[Requirement]
All of the lines below are to be transcribed faithfully, with pictures excluded from the copy.

[Supplied records]

● ● ● ● ● ● ●

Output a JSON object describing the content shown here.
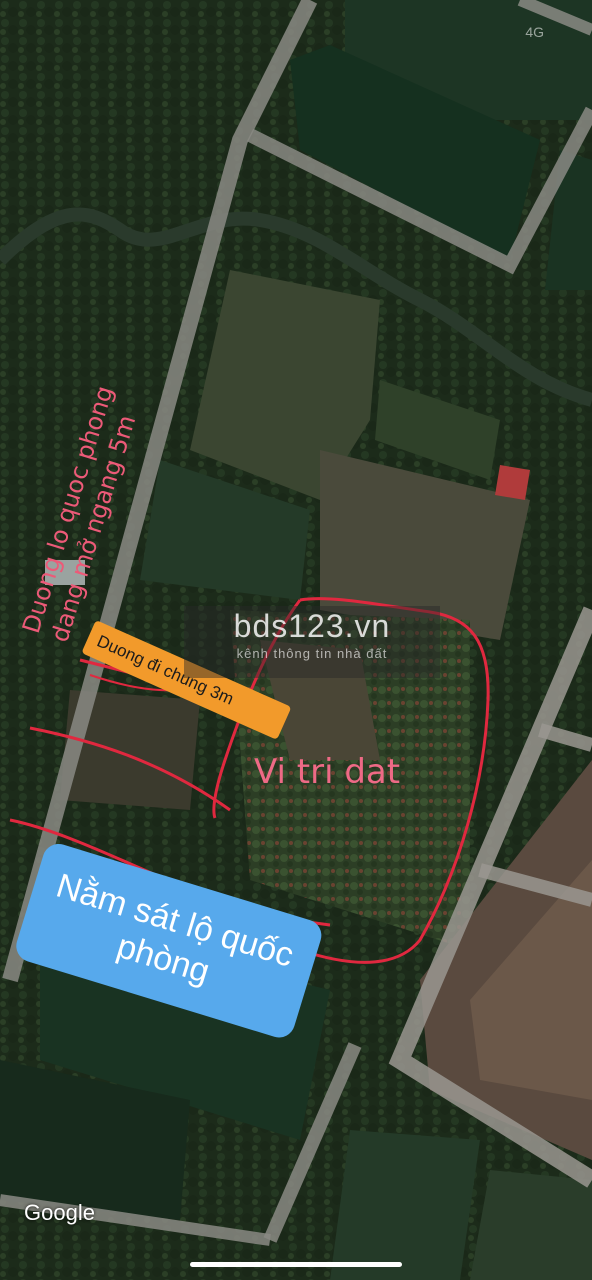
{
  "map": {
    "labels": {
      "road_main_line1": "Duong lo quoc phong",
      "road_main_line2": "dang mở ngang 5m",
      "road_shared": "Duong đi chung 3m",
      "plot": "Vi tri dat",
      "proximity_line1": "Nằm sát lộ quốc",
      "proximity_line2": "phòng"
    },
    "watermark": {
      "title": "bds123.vn",
      "subtitle": "kênh thông tin nhà đất"
    },
    "attribution": "Google",
    "status_bar": {
      "network": "4G"
    },
    "colors": {
      "annotation_red": "#e0283f",
      "pink_text": "#ec5a78",
      "orange_badge": "#f29a2b",
      "blue_badge": "#57a9ec"
    },
    "icons": [
      "home-indicator"
    ]
  }
}
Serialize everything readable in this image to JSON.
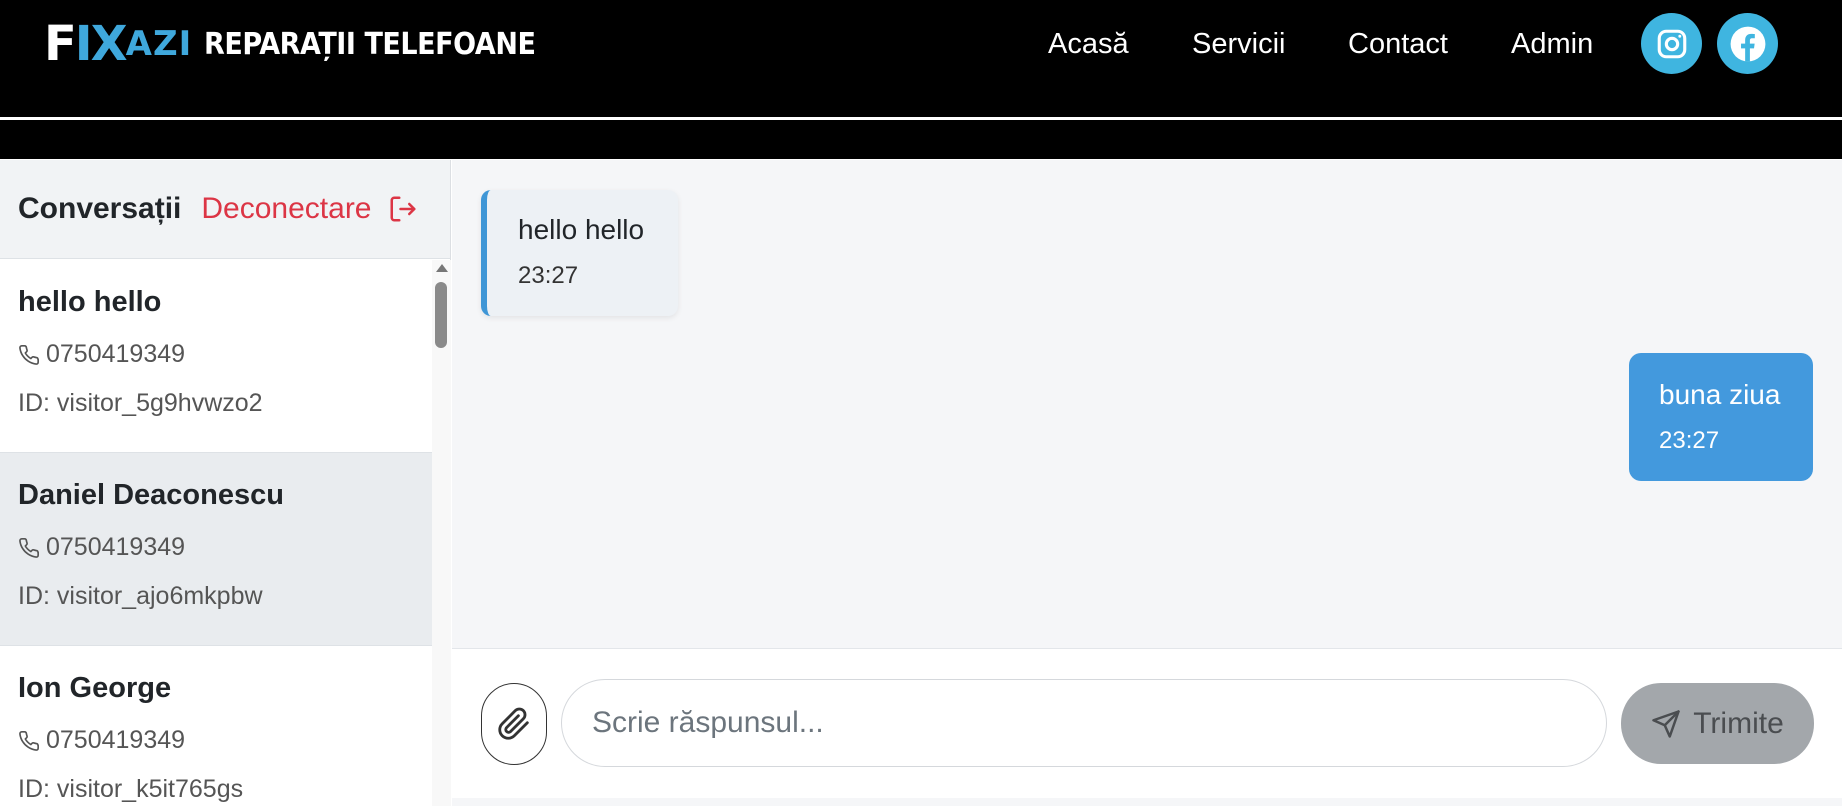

● ● ● ● ● ● ●

[Problem solution]
Output a JSON object describing the content shown here.
{
  "map": {
    "labels": {
      "road_main_line1": "Duong lo quoc phong",
      "road_main_line2": "dang mở ngang 5m",
      "road_shared": "Duong đi chung 3m",
      "plot": "Vi tri dat",
      "proximity_line1": "Nằm sát lộ quốc",
      "proximity_line2": "phòng"
    },
    "watermark": {
      "title": "bds123.vn",
      "subtitle": "kênh thông tin nhà đất"
    },
    "attribution": "Google",
    "status_bar": {
      "network": "4G"
    },
    "colors": {
      "annotation_red": "#e0283f",
      "pink_text": "#ec5a78",
      "orange_badge": "#f29a2b",
      "blue_badge": "#57a9ec"
    },
    "icons": [
      "home-indicator"
    ]
  }
}
Serialize everything readable in this image to JSON.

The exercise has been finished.